Goal of the exercise: Lift out each line of the data that holds "Honnef".

Dataset extract:
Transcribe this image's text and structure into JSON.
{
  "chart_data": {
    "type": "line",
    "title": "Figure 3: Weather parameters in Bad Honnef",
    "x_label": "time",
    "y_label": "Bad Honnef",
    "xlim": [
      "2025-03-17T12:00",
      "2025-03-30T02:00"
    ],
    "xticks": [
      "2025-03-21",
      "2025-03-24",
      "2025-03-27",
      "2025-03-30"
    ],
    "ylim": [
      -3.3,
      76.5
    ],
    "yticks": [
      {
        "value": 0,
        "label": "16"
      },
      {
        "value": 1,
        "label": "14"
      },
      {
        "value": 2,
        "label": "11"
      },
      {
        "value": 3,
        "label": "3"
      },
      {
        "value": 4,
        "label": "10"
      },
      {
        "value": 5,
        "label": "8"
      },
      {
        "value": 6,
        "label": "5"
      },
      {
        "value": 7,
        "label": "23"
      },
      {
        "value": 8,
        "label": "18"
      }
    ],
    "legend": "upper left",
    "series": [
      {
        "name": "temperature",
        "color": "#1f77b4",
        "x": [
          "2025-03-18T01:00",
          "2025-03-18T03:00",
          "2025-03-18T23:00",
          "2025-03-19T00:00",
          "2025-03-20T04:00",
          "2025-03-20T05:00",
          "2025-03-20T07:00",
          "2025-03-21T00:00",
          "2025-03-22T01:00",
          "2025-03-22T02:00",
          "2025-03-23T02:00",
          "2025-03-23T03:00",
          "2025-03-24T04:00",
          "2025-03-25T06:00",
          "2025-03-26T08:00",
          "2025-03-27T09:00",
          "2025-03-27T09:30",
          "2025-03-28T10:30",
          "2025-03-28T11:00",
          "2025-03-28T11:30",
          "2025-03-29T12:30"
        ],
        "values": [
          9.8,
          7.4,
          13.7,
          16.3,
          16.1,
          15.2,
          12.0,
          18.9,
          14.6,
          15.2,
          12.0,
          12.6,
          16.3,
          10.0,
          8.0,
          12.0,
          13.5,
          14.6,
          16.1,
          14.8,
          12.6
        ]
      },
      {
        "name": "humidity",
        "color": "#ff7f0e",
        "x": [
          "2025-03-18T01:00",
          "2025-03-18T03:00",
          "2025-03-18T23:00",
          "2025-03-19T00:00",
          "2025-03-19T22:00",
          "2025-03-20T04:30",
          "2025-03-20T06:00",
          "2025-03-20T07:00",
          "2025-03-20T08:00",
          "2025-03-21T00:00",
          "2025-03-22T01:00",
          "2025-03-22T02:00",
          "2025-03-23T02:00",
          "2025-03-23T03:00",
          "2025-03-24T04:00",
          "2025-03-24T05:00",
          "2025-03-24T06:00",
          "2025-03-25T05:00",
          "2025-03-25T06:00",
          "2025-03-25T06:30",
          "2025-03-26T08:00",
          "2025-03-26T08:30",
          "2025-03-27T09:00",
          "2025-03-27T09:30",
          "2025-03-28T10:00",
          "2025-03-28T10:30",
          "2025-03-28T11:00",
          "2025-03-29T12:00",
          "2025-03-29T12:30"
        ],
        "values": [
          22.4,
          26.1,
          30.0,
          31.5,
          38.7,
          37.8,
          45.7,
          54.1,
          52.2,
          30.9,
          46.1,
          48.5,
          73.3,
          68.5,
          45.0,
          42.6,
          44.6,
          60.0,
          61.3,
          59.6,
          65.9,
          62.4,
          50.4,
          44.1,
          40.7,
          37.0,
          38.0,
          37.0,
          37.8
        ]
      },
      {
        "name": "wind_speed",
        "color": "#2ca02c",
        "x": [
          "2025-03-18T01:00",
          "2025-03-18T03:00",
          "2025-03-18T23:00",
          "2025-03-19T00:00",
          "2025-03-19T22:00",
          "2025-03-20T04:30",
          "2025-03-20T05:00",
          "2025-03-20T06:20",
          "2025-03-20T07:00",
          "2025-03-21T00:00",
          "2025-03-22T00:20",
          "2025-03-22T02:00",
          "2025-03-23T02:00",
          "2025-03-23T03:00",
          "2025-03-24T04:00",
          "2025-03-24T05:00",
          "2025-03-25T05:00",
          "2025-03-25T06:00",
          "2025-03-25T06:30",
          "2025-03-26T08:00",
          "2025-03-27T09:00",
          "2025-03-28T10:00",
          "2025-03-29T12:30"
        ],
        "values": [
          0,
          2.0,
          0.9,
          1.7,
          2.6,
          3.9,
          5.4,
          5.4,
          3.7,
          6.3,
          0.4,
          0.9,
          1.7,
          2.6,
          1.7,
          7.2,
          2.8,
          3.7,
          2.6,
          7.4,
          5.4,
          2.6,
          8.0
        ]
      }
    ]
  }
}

Correct result:
    "title": "Figure 3: Weather parameters in Bad Honnef",
    "y_label": "Bad Honnef",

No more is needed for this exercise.